Dataset listings of figures:
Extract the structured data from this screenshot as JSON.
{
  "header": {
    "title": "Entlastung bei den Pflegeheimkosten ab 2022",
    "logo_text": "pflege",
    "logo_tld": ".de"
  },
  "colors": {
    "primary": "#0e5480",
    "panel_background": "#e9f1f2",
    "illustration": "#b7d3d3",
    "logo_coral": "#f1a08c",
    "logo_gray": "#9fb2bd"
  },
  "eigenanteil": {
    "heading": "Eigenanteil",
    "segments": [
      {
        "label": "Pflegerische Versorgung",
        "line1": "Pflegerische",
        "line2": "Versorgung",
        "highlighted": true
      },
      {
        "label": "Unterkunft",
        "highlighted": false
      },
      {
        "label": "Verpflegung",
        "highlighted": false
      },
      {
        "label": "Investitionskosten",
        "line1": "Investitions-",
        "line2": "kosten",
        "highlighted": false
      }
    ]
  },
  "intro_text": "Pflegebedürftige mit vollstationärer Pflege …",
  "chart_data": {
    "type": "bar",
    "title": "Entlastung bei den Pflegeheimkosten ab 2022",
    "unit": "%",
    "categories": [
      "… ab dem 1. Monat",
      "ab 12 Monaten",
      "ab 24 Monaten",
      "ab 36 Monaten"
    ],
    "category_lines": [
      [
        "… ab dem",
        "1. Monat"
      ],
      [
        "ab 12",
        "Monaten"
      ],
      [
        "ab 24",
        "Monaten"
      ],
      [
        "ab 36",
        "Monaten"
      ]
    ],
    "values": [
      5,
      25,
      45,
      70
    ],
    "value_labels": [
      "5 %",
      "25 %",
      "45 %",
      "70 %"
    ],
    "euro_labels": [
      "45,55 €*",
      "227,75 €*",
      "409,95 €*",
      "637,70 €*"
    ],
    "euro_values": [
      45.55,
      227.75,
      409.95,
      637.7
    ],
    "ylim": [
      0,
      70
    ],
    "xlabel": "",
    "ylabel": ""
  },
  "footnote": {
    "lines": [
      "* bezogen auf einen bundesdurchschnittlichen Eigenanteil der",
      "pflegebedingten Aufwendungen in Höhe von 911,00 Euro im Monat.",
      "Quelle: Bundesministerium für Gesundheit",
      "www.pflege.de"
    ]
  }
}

▶ [PROMPT]: Produce an exact copy of the whole listing.

▶ [TASK ANSWER]:
Extract the structured data from this screenshot as JSON.
{
  "header": {
    "title": "Entlastung bei den Pflegeheimkosten ab 2022",
    "logo_text": "pflege",
    "logo_tld": ".de"
  },
  "colors": {
    "primary": "#0e5480",
    "panel_background": "#e9f1f2",
    "illustration": "#b7d3d3",
    "logo_coral": "#f1a08c",
    "logo_gray": "#9fb2bd"
  },
  "eigenanteil": {
    "heading": "Eigenanteil",
    "segments": [
      {
        "label": "Pflegerische Versorgung",
        "line1": "Pflegerische",
        "line2": "Versorgung",
        "highlighted": true
      },
      {
        "label": "Unterkunft",
        "highlighted": false
      },
      {
        "label": "Verpflegung",
        "highlighted": false
      },
      {
        "label": "Investitionskosten",
        "line1": "Investitions-",
        "line2": "kosten",
        "highlighted": false
      }
    ]
  },
  "intro_text": "Pflegebedürftige mit vollstationärer Pflege …",
  "chart_data": {
    "type": "bar",
    "title": "Entlastung bei den Pflegeheimkosten ab 2022",
    "unit": "%",
    "categories": [
      "… ab dem 1. Monat",
      "ab 12 Monaten",
      "ab 24 Monaten",
      "ab 36 Monaten"
    ],
    "category_lines": [
      [
        "… ab dem",
        "1. Monat"
      ],
      [
        "ab 12",
        "Monaten"
      ],
      [
        "ab 24",
        "Monaten"
      ],
      [
        "ab 36",
        "Monaten"
      ]
    ],
    "values": [
      5,
      25,
      45,
      70
    ],
    "value_labels": [
      "5 %",
      "25 %",
      "45 %",
      "70 %"
    ],
    "euro_labels": [
      "45,55 €*",
      "227,75 €*",
      "409,95 €*",
      "637,70 €*"
    ],
    "euro_values": [
      45.55,
      227.75,
      409.95,
      637.7
    ],
    "ylim": [
      0,
      70
    ],
    "xlabel": "",
    "ylabel": ""
  },
  "footnote": {
    "lines": [
      "* bezogen auf einen bundesdurchschnittlichen Eigenanteil der",
      "pflegebedingten Aufwendungen in Höhe von 911,00 Euro im Monat.",
      "Quelle: Bundesministerium für Gesundheit",
      "www.pflege.de"
    ]
  }
}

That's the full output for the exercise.